begin The input

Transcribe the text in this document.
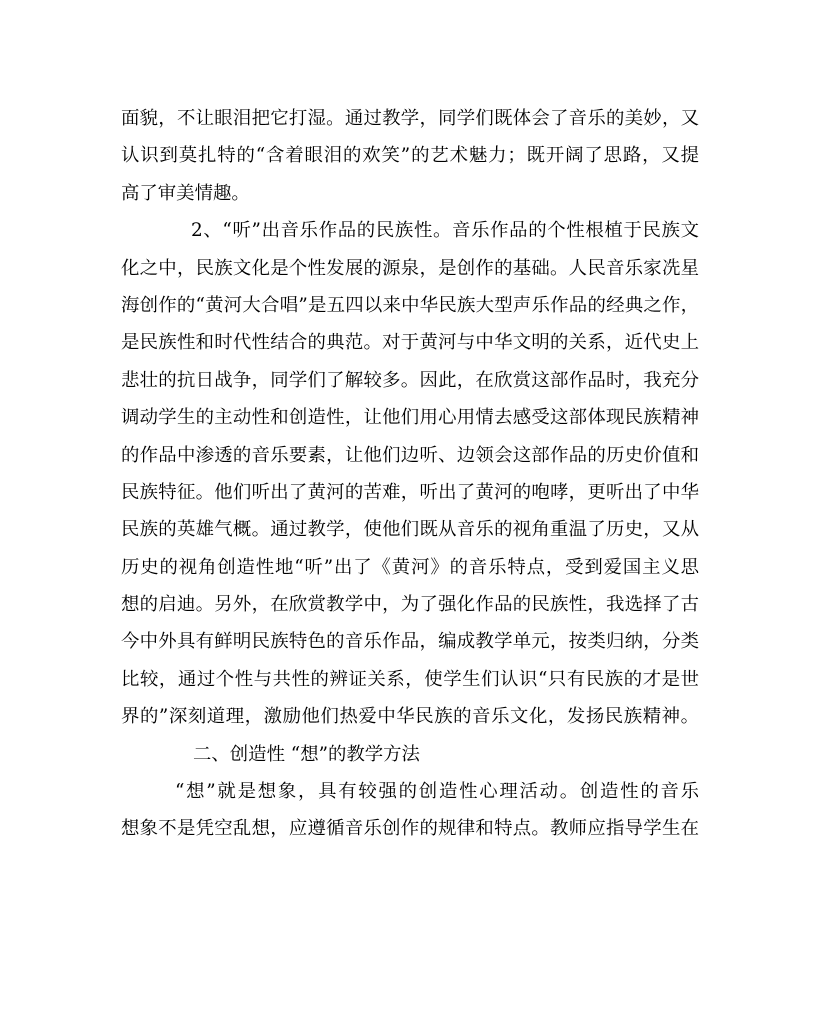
面貌，不让眼泪把它打湿。通过教学，同学们既体会了音乐的美妙，又
认识到莫扎特的“含着眼泪的欢笑”的艺术魅力；既开阔了思路，又提
高了审美情趣。
2、“听”出音乐作品的民族性。音乐作品的个性根植于民族文
化之中，民族文化是个性发展的源泉，是创作的基础。人民音乐家冼星
海创作的“黄河大合唱”是五四以来中华民族大型声乐作品的经典之作，
是民族性和时代性结合的典范。对于黄河与中华文明的关系，近代史上
悲壮的抗日战争，同学们了解较多。因此，在欣赏这部作品时，我充分
调动学生的主动性和创造性，让他们用心用情去感受这部体现民族精神
的作品中渗透的音乐要素，让他们边听、边领会这部作品的历史价值和
民族特征。他们听出了黄河的苦难，听出了黄河的咆哮，更听出了中华
民族的英雄气概。通过教学，使他们既从音乐的视角重温了历史，又从
历史的视角创造性地“听”出了《黄河》的音乐特点，受到爱国主义思
想的启迪。另外，在欣赏教学中，为了强化作品的民族性，我选择了古
今中外具有鲜明民族特色的音乐作品，编成教学单元，按类归纳，分类
比较，通过个性与共性的辨证关系，使学生们认识“只有民族的才是世
界的”深刻道理，激励他们热爱中华民族的音乐文化，发扬民族精神。
二、创造性 “想”的教学方法
“想”就是想象，具有较强的创造性心理活动。创造性的音乐
想象不是凭空乱想，应遵循音乐创作的规律和特点。教师应指导学生在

end The input

● Stated task: Repeat the records above verbatim, with no pictures in the result.

● Correct response:
Transcribe the text in this document.
面貌，不让眼泪把它打湿。通过教学，同学们既体会了音乐的美妙，又
认识到莫扎特的“含着眼泪的欢笑”的艺术魅力；既开阔了思路，又提
高了审美情趣。
2、“听”出音乐作品的民族性。音乐作品的个性根植于民族文
化之中，民族文化是个性发展的源泉，是创作的基础。人民音乐家冼星
海创作的“黄河大合唱”是五四以来中华民族大型声乐作品的经典之作，
是民族性和时代性结合的典范。对于黄河与中华文明的关系，近代史上
悲壮的抗日战争，同学们了解较多。因此，在欣赏这部作品时，我充分
调动学生的主动性和创造性，让他们用心用情去感受这部体现民族精神
的作品中渗透的音乐要素，让他们边听、边领会这部作品的历史价值和
民族特征。他们听出了黄河的苦难，听出了黄河的咆哮，更听出了中华
民族的英雄气概。通过教学，使他们既从音乐的视角重温了历史，又从
历史的视角创造性地“听”出了《黄河》的音乐特点，受到爱国主义思
想的启迪。另外，在欣赏教学中，为了强化作品的民族性，我选择了古
今中外具有鲜明民族特色的音乐作品，编成教学单元，按类归纳，分类
比较，通过个性与共性的辨证关系，使学生们认识“只有民族的才是世
界的”深刻道理，激励他们热爱中华民族的音乐文化，发扬民族精神。
二、创造性 “想”的教学方法
“想”就是想象，具有较强的创造性心理活动。创造性的音乐
想象不是凭空乱想，应遵循音乐创作的规律和特点。教师应指导学生在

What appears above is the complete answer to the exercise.